# START OF DATA TO USE

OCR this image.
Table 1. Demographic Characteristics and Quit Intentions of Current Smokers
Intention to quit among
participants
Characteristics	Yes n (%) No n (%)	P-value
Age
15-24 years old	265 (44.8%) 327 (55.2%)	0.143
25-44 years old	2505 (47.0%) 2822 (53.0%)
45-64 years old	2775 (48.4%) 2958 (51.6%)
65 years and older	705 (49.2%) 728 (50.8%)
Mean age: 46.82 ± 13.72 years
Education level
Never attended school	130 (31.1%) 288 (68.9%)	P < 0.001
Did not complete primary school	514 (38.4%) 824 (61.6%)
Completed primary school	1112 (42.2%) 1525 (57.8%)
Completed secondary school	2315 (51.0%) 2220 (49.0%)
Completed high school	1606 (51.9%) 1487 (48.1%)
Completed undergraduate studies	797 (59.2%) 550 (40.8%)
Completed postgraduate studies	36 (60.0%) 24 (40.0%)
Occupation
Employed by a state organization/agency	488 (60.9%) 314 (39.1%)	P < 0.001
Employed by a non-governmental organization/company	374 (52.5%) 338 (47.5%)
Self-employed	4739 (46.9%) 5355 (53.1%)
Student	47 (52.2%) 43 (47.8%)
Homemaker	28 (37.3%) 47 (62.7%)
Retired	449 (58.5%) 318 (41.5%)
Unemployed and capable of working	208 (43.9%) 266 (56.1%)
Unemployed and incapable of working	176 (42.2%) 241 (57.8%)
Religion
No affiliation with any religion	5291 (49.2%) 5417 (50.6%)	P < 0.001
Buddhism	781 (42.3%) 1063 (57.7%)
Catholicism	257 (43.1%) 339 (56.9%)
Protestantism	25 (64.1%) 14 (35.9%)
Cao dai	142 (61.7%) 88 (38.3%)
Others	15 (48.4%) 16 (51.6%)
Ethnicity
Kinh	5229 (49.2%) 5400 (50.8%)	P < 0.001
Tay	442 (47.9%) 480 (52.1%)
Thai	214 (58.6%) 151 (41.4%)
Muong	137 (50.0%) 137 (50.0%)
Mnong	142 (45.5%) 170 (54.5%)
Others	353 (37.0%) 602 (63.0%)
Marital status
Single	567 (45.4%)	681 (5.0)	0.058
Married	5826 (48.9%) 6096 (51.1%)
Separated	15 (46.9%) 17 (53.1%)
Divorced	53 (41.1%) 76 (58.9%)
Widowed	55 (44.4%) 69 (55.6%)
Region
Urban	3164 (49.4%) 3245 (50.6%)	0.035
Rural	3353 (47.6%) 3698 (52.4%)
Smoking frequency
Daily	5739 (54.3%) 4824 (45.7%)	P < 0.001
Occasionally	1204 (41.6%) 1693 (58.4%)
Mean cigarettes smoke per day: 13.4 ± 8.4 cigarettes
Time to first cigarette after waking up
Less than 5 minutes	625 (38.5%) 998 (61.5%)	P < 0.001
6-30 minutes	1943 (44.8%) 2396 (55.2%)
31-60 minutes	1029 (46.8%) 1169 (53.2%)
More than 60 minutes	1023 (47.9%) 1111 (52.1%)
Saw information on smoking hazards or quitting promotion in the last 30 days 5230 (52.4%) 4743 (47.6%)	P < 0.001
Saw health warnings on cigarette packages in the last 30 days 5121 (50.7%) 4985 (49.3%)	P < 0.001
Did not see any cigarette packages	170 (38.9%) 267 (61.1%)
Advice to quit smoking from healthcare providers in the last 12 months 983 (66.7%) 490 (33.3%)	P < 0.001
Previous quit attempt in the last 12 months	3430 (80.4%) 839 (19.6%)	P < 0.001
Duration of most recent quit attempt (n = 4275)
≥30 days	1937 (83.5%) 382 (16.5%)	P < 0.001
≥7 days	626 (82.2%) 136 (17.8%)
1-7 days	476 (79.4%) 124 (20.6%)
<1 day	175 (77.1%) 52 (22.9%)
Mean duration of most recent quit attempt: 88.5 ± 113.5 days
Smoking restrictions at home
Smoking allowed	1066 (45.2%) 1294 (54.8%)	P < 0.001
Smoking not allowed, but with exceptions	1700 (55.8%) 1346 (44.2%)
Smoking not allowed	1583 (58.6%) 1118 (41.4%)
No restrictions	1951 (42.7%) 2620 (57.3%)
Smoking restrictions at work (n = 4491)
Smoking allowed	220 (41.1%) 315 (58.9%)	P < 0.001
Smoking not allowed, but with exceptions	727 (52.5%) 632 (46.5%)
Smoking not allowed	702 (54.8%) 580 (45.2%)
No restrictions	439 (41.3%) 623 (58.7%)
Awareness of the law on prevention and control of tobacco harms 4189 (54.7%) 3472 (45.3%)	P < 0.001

# END OF DATA TO USE

*WORK TO DO:* Gather all lines from the listing above in which "Completed" occurs.

*FULL RESPONSE:*
Completed primary school	1112 (42.2%) 1525 (57.8%)
Completed secondary school	2315 (51.0%) 2220 (49.0%)
Completed high school	1606 (51.9%) 1487 (48.1%)
Completed undergraduate studies	797 (59.2%) 550 (40.8%)
Completed postgraduate studies	36 (60.0%) 24 (40.0%)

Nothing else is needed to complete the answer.